**AIM OF THE EXERCISE**:
Each line below that includes the word "iver" is to be reported.

----- DATA PROVIDED

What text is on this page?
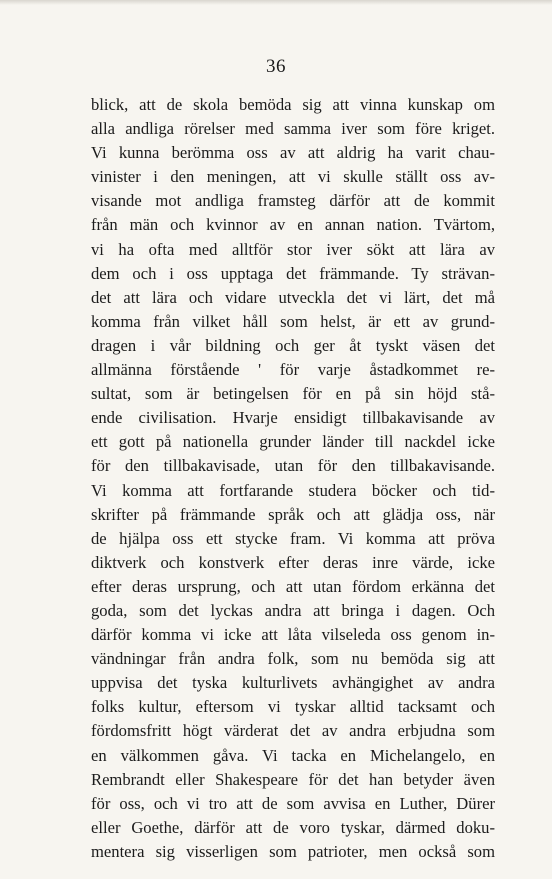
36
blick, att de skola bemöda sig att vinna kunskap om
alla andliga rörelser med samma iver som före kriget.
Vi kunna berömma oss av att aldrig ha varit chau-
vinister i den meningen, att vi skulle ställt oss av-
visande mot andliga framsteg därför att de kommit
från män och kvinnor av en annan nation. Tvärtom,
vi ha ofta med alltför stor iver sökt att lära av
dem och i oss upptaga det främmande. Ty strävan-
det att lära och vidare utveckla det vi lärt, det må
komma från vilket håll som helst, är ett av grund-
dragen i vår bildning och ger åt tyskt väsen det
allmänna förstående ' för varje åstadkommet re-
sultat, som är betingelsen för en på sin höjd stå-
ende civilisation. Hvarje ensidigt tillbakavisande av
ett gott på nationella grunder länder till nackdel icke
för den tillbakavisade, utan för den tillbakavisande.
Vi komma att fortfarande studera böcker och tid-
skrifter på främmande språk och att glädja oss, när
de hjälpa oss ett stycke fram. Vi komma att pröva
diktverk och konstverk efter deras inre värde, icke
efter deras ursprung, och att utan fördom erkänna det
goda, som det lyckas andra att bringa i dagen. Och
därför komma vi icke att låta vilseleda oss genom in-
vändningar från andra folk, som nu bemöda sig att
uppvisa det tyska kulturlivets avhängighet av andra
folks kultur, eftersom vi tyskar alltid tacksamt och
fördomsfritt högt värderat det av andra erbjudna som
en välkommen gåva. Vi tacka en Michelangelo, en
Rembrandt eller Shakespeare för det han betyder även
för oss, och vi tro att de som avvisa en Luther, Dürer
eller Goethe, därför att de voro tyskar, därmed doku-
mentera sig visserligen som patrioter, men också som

----------
----- DATA PROVIDED

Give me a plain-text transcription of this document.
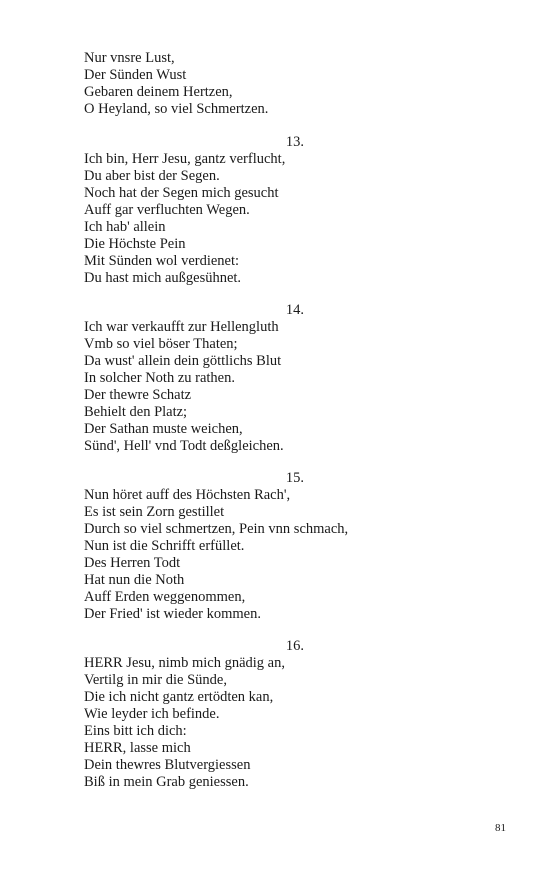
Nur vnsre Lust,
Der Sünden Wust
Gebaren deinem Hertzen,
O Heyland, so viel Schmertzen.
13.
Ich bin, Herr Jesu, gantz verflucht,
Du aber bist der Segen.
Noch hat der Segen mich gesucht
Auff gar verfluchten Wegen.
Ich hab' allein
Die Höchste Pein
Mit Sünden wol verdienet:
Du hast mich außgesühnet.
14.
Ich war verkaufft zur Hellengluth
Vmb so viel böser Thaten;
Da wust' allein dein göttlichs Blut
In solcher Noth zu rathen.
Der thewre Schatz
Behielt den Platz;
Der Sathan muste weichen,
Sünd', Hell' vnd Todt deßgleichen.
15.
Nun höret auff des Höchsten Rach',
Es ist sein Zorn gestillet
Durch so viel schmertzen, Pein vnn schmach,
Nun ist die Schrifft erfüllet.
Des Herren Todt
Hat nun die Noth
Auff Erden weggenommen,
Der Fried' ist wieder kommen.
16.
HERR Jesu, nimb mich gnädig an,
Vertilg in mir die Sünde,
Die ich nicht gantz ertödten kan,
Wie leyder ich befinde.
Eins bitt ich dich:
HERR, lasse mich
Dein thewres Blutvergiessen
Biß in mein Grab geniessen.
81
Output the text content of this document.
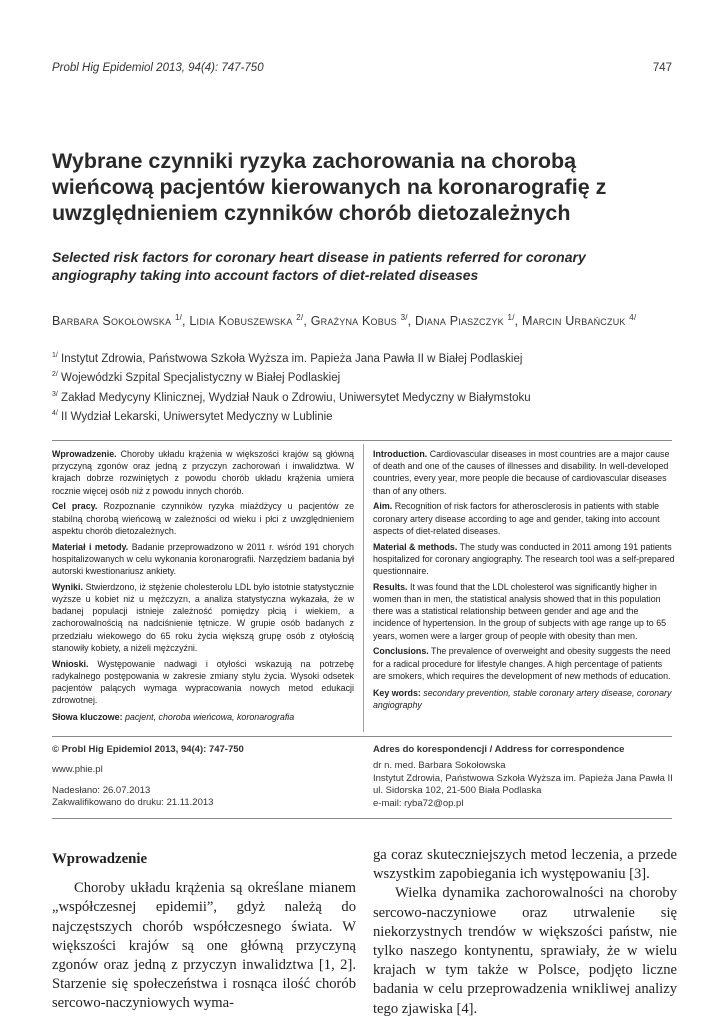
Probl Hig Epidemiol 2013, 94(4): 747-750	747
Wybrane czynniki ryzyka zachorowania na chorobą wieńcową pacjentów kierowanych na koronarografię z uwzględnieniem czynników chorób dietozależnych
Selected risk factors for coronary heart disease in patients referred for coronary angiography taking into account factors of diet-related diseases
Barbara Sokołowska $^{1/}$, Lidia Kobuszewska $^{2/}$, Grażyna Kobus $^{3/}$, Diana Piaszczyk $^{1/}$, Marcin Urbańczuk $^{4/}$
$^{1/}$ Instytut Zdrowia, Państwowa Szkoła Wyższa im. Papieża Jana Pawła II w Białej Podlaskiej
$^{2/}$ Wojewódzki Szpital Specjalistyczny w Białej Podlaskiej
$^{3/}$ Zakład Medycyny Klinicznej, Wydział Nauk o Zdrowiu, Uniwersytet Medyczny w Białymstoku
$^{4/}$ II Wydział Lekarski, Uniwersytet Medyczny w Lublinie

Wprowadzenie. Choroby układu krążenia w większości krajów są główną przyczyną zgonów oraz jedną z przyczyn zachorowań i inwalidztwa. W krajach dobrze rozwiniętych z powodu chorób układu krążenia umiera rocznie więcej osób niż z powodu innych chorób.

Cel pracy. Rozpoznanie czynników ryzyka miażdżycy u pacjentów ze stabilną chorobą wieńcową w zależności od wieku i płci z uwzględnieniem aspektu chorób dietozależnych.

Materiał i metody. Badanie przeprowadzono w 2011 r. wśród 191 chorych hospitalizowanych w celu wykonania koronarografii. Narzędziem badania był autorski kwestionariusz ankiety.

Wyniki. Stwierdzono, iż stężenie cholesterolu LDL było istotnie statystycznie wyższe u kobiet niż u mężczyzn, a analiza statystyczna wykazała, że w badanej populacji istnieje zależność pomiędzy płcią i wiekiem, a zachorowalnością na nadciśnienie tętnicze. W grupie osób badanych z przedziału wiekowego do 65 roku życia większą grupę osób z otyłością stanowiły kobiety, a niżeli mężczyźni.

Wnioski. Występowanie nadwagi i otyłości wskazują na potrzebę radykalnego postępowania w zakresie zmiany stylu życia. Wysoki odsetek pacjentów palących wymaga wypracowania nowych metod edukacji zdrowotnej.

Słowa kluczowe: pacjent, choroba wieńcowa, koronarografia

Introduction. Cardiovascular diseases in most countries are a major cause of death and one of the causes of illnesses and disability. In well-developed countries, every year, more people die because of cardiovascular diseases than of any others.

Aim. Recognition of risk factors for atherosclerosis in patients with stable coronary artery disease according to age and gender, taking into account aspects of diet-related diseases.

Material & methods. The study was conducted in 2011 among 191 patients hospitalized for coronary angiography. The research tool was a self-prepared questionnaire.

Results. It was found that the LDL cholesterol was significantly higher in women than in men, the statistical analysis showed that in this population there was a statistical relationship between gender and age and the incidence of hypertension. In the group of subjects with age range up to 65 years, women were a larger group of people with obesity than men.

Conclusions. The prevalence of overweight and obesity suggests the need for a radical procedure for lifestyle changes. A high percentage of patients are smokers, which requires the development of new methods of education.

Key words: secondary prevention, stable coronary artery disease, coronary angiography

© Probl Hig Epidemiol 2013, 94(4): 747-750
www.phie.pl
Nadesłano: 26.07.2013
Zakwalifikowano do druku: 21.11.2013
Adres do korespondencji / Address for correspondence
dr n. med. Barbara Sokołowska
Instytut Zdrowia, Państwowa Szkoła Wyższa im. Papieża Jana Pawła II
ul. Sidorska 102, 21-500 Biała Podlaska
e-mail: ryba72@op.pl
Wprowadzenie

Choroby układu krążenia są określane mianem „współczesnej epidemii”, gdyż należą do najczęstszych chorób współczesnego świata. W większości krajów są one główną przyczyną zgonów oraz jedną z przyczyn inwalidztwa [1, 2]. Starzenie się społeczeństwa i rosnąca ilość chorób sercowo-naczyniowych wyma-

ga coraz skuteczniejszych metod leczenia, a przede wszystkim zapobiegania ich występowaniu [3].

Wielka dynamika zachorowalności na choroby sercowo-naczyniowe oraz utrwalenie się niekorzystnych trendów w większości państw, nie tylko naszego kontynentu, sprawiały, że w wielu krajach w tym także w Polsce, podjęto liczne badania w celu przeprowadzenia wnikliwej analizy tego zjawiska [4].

----------

**TASK OUTPUT**:
alla andliga rörelser med samma iver som före kriget.
vi ha ofta med alltför stor iver sökt att lära av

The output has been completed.